-- BEGIN --

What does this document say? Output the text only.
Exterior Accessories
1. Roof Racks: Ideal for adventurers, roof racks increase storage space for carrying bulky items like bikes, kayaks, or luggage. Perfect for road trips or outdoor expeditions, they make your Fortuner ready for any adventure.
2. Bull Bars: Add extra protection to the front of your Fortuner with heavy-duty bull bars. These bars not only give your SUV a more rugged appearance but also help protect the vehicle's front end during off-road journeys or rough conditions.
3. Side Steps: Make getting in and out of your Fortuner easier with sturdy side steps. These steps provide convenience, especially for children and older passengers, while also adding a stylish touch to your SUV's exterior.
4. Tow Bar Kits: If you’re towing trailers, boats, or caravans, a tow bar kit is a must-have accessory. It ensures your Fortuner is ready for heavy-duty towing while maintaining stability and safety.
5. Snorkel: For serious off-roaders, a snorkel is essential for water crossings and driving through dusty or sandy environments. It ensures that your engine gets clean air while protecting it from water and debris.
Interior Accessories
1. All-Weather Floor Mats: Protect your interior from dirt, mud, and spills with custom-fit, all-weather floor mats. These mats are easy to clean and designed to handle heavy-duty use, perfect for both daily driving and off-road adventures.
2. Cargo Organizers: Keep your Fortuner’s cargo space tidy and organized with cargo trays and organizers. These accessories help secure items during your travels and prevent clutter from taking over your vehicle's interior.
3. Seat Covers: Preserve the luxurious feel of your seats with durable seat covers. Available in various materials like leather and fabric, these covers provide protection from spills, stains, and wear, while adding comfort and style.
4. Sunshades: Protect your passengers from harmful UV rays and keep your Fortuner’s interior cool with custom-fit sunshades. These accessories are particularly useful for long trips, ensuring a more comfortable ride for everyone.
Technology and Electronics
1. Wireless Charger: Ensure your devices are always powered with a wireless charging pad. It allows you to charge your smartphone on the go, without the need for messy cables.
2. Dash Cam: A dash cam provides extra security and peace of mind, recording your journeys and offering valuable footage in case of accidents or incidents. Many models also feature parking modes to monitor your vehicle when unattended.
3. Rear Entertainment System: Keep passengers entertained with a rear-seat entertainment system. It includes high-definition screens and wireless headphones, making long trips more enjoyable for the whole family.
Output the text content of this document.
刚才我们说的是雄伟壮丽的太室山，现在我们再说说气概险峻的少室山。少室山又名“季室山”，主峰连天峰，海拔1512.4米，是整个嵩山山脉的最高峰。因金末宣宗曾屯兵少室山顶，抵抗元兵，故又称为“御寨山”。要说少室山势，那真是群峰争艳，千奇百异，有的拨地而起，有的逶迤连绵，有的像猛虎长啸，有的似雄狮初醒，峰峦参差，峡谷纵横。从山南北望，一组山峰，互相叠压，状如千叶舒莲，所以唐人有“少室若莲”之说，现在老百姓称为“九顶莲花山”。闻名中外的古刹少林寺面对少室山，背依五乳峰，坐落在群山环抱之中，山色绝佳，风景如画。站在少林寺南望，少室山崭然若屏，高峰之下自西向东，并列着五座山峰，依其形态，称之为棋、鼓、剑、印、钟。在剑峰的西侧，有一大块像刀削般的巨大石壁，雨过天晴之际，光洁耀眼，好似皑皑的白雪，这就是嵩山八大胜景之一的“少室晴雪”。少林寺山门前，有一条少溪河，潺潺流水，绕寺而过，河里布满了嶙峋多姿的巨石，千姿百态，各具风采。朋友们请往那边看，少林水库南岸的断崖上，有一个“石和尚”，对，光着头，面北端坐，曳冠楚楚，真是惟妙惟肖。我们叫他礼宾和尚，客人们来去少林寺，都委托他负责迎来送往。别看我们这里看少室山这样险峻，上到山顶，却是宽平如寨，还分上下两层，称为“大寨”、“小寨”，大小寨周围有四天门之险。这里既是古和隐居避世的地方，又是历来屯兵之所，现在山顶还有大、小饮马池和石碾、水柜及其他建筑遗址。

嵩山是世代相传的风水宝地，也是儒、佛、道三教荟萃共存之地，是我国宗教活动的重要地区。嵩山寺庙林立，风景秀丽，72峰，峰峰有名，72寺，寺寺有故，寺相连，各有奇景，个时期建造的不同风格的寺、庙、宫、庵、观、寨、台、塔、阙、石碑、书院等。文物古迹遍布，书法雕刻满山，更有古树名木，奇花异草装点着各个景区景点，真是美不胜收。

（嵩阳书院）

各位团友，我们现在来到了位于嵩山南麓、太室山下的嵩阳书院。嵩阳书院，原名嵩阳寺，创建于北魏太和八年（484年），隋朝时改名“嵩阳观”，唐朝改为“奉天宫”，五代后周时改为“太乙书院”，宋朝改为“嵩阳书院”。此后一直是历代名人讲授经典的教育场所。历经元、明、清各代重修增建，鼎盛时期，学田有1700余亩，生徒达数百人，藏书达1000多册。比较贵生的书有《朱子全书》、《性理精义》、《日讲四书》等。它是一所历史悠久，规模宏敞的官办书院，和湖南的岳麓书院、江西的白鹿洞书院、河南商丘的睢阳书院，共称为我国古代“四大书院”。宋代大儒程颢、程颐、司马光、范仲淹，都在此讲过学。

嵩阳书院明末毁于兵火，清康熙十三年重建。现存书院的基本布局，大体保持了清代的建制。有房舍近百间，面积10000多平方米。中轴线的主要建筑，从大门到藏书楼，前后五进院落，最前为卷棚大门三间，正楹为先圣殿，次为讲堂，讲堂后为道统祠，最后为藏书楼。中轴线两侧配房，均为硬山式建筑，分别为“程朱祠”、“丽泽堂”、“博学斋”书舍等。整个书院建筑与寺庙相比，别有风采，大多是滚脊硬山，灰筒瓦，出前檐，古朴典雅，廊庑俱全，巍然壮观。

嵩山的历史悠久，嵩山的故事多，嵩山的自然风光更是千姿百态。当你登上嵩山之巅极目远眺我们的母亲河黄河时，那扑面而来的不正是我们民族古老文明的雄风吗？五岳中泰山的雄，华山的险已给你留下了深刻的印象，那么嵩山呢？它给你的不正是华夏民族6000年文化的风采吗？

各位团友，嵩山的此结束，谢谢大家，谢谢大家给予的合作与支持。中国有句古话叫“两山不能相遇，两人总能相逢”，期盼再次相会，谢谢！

-- END --

## What you have to do
Above are some records; extract every one of them exactly.

## Written reply
What does this document say? Output the text only.
Exterior Accessories
1. Roof Racks: Ideal for adventurers, roof racks increase storage space for carrying bulky items like bikes, kayaks, or luggage. Perfect for road trips or outdoor expeditions, they make your Fortuner ready for any adventure.
2. Bull Bars: Add extra protection to the front of your Fortuner with heavy-duty bull bars. These bars not only give your SUV a more rugged appearance but also help protect the vehicle's front end during off-road journeys or rough conditions.
3. Side Steps: Make getting in and out of your Fortuner easier with sturdy side steps. These steps provide convenience, especially for children and older passengers, while also adding a stylish touch to your SUV's exterior.
4. Tow Bar Kits: If you’re towing trailers, boats, or caravans, a tow bar kit is a must-have accessory. It ensures your Fortuner is ready for heavy-duty towing while maintaining stability and safety.
5. Snorkel: For serious off-roaders, a snorkel is essential for water crossings and driving through dusty or sandy environments. It ensures that your engine gets clean air while protecting it from water and debris.
Interior Accessories
1. All-Weather Floor Mats: Protect your interior from dirt, mud, and spills with custom-fit, all-weather floor mats. These mats are easy to clean and designed to handle heavy-duty use, perfect for both daily driving and off-road adventures.
2. Cargo Organizers: Keep your Fortuner’s cargo space tidy and organized with cargo trays and organizers. These accessories help secure items during your travels and prevent clutter from taking over your vehicle's interior.
3. Seat Covers: Preserve the luxurious feel of your seats with durable seat covers. Available in various materials like leather and fabric, these covers provide protection from spills, stains, and wear, while adding comfort and style.
4. Sunshades: Protect your passengers from harmful UV rays and keep your Fortuner’s interior cool with custom-fit sunshades. These accessories are particularly useful for long trips, ensuring a more comfortable ride for everyone.
Technology and Electronics
1. Wireless Charger: Ensure your devices are always powered with a wireless charging pad. It allows you to charge your smartphone on the go, without the need for messy cables.
2. Dash Cam: A dash cam provides extra security and peace of mind, recording your journeys and offering valuable footage in case of accidents or incidents. Many models also feature parking modes to monitor your vehicle when unattended.
3. Rear Entertainment System: Keep passengers entertained with a rear-seat entertainment system. It includes high-definition screens and wireless headphones, making long trips more enjoyable for the whole family.
Output the text content of this document.
刚才我们说的是雄伟壮丽的太室山，现在我们再说说气概险峻的少室山。少室山又名“季室山”，主峰连天峰，海拔1512.4米，是整个嵩山山脉的最高峰。因金末宣宗曾屯兵少室山顶，抵抗元兵，故又称为“御寨山”。要说少室山势，那真是群峰争艳，千奇百异，有的拨地而起，有的逶迤连绵，有的像猛虎长啸，有的似雄狮初醒，峰峦参差，峡谷纵横。从山南北望，一组山峰，互相叠压，状如千叶舒莲，所以唐人有“少室若莲”之说，现在老百姓称为“九顶莲花山”。闻名中外的古刹少林寺面对少室山，背依五乳峰，坐落在群山环抱之中，山色绝佳，风景如画。站在少林寺南望，少室山崭然若屏，高峰之下自西向东，并列着五座山峰，依其形态，称之为棋、鼓、剑、印、钟。在剑峰的西侧，有一大块像刀削般的巨大石壁，雨过天晴之际，光洁耀眼，好似皑皑的白雪，这就是嵩山八大胜景之一的“少室晴雪”。少林寺山门前，有一条少溪河，潺潺流水，绕寺而过，河里布满了嶙峋多姿的巨石，千姿百态，各具风采。朋友们请往那边看，少林水库南岸的断崖上，有一个“石和尚”，对，光着头，面北端坐，曳冠楚楚，真是惟妙惟肖。我们叫他礼宾和尚，客人们来去少林寺，都委托他负责迎来送往。别看我们这里看少室山这样险峻，上到山顶，却是宽平如寨，还分上下两层，称为“大寨”、“小寨”，大小寨周围有四天门之险。这里既是古和隐居避世的地方，又是历来屯兵之所，现在山顶还有大、小饮马池和石碾、水柜及其他建筑遗址。

嵩山是世代相传的风水宝地，也是儒、佛、道三教荟萃共存之地，是我国宗教活动的重要地区。嵩山寺庙林立，风景秀丽，72峰，峰峰有名，72寺，寺寺有故，寺相连，各有奇景，个时期建造的不同风格的寺、庙、宫、庵、观、寨、台、塔、阙、石碑、书院等。文物古迹遍布，书法雕刻满山，更有古树名木，奇花异草装点着各个景区景点，真是美不胜收。

（嵩阳书院）

各位团友，我们现在来到了位于嵩山南麓、太室山下的嵩阳书院。嵩阳书院，原名嵩阳寺，创建于北魏太和八年（484年），隋朝时改名“嵩阳观”，唐朝改为“奉天宫”，五代后周时改为“太乙书院”，宋朝改为“嵩阳书院”。此后一直是历代名人讲授经典的教育场所。历经元、明、清各代重修增建，鼎盛时期，学田有1700余亩，生徒达数百人，藏书达1000多册。比较贵生的书有《朱子全书》、《性理精义》、《日讲四书》等。它是一所历史悠久，规模宏敞的官办书院，和湖南的岳麓书院、江西的白鹿洞书院、河南商丘的睢阳书院，共称为我国古代“四大书院”。宋代大儒程颢、程颐、司马光、范仲淹，都在此讲过学。

嵩阳书院明末毁于兵火，清康熙十三年重建。现存书院的基本布局，大体保持了清代的建制。有房舍近百间，面积10000多平方米。中轴线的主要建筑，从大门到藏书楼，前后五进院落，最前为卷棚大门三间，正楹为先圣殿，次为讲堂，讲堂后为道统祠，最后为藏书楼。中轴线两侧配房，均为硬山式建筑，分别为“程朱祠”、“丽泽堂”、“博学斋”书舍等。整个书院建筑与寺庙相比，别有风采，大多是滚脊硬山，灰筒瓦，出前檐，古朴典雅，廊庑俱全，巍然壮观。

嵩山的历史悠久，嵩山的故事多，嵩山的自然风光更是千姿百态。当你登上嵩山之巅极目远眺我们的母亲河黄河时，那扑面而来的不正是我们民族古老文明的雄风吗？五岳中泰山的雄，华山的险已给你留下了深刻的印象，那么嵩山呢？它给你的不正是华夏民族6000年文化的风采吗？

各位团友，嵩山的此结束，谢谢大家，谢谢大家给予的合作与支持。中国有句古话叫“两山不能相遇，两人总能相逢”，期盼再次相会，谢谢！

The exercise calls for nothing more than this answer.